[START OF DATA EXCERPTS]

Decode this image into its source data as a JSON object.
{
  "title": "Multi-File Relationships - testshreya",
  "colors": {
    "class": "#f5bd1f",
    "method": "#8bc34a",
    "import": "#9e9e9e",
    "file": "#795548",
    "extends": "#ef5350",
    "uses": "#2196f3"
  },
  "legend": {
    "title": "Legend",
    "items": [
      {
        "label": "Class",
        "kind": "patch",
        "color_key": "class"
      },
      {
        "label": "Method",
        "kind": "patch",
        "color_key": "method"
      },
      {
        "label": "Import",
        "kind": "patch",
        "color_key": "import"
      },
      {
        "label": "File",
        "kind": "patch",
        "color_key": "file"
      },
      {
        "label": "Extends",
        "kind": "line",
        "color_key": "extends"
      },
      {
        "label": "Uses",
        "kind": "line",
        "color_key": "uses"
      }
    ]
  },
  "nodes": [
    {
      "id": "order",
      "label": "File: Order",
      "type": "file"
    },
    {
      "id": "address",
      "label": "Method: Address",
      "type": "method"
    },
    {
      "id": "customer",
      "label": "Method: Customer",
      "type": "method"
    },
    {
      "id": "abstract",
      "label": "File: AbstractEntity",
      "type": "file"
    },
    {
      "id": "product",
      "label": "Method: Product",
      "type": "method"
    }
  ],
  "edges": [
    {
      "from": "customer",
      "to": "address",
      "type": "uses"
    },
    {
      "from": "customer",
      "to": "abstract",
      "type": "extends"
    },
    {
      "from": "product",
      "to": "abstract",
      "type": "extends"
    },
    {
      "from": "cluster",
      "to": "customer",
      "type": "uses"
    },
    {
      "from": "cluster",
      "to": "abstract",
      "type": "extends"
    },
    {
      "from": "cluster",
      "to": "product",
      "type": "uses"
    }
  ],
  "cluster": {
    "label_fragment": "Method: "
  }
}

[END OF DATA EXCERPTS]

> EXERCISE: Output each record precisely as given.

> ANSWER:
Decode this image into its source data as a JSON object.
{
  "title": "Multi-File Relationships - testshreya",
  "colors": {
    "class": "#f5bd1f",
    "method": "#8bc34a",
    "import": "#9e9e9e",
    "file": "#795548",
    "extends": "#ef5350",
    "uses": "#2196f3"
  },
  "legend": {
    "title": "Legend",
    "items": [
      {
        "label": "Class",
        "kind": "patch",
        "color_key": "class"
      },
      {
        "label": "Method",
        "kind": "patch",
        "color_key": "method"
      },
      {
        "label": "Import",
        "kind": "patch",
        "color_key": "import"
      },
      {
        "label": "File",
        "kind": "patch",
        "color_key": "file"
      },
      {
        "label": "Extends",
        "kind": "line",
        "color_key": "extends"
      },
      {
        "label": "Uses",
        "kind": "line",
        "color_key": "uses"
      }
    ]
  },
  "nodes": [
    {
      "id": "order",
      "label": "File: Order",
      "type": "file"
    },
    {
      "id": "address",
      "label": "Method: Address",
      "type": "method"
    },
    {
      "id": "customer",
      "label": "Method: Customer",
      "type": "method"
    },
    {
      "id": "abstract",
      "label": "File: AbstractEntity",
      "type": "file"
    },
    {
      "id": "product",
      "label": "Method: Product",
      "type": "method"
    }
  ],
  "edges": [
    {
      "from": "customer",
      "to": "address",
      "type": "uses"
    },
    {
      "from": "customer",
      "to": "abstract",
      "type": "extends"
    },
    {
      "from": "product",
      "to": "abstract",
      "type": "extends"
    },
    {
      "from": "cluster",
      "to": "customer",
      "type": "uses"
    },
    {
      "from": "cluster",
      "to": "abstract",
      "type": "extends"
    },
    {
      "from": "cluster",
      "to": "product",
      "type": "uses"
    }
  ],
  "cluster": {
    "label_fragment": "Method: "
  }
}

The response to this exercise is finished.